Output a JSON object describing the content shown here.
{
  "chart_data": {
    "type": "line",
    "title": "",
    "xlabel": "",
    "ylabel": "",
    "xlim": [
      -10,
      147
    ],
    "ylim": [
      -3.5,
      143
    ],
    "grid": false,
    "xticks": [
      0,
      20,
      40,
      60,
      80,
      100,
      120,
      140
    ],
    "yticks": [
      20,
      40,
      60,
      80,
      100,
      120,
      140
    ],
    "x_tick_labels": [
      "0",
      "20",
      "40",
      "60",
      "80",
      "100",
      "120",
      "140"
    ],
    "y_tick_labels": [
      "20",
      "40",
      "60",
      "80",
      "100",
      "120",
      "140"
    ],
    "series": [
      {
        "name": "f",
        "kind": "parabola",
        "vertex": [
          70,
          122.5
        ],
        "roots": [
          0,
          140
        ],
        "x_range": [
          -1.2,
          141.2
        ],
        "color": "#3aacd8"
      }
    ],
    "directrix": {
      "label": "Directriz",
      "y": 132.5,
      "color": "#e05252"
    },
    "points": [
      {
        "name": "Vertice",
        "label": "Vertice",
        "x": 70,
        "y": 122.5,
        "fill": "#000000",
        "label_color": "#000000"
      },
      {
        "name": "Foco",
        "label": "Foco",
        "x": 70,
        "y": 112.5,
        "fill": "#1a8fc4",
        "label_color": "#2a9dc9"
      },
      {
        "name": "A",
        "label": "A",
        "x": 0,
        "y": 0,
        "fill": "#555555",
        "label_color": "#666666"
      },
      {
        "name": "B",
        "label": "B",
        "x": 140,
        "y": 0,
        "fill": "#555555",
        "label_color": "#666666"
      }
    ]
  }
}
┄┄┄┄┄┄┄┄┄┄┄┄┄┄┄┄┄┄┄┄
GIVEN INSTRUCTION
Retype all of the entries precisely as they are.

RESPONSE TO THIS EXERCISE
Output a JSON object describing the content shown here.
{
  "chart_data": {
    "type": "line",
    "title": "",
    "xlabel": "",
    "ylabel": "",
    "xlim": [
      -10,
      147
    ],
    "ylim": [
      -3.5,
      143
    ],
    "grid": false,
    "xticks": [
      0,
      20,
      40,
      60,
      80,
      100,
      120,
      140
    ],
    "yticks": [
      20,
      40,
      60,
      80,
      100,
      120,
      140
    ],
    "x_tick_labels": [
      "0",
      "20",
      "40",
      "60",
      "80",
      "100",
      "120",
      "140"
    ],
    "y_tick_labels": [
      "20",
      "40",
      "60",
      "80",
      "100",
      "120",
      "140"
    ],
    "series": [
      {
        "name": "f",
        "kind": "parabola",
        "vertex": [
          70,
          122.5
        ],
        "roots": [
          0,
          140
        ],
        "x_range": [
          -1.2,
          141.2
        ],
        "color": "#3aacd8"
      }
    ],
    "directrix": {
      "label": "Directriz",
      "y": 132.5,
      "color": "#e05252"
    },
    "points": [
      {
        "name": "Vertice",
        "label": "Vertice",
        "x": 70,
        "y": 122.5,
        "fill": "#000000",
        "label_color": "#000000"
      },
      {
        "name": "Foco",
        "label": "Foco",
        "x": 70,
        "y": 112.5,
        "fill": "#1a8fc4",
        "label_color": "#2a9dc9"
      },
      {
        "name": "A",
        "label": "A",
        "x": 0,
        "y": 0,
        "fill": "#555555",
        "label_color": "#666666"
      },
      {
        "name": "B",
        "label": "B",
        "x": 140,
        "y": 0,
        "fill": "#555555",
        "label_color": "#666666"
      }
    ]
  }
}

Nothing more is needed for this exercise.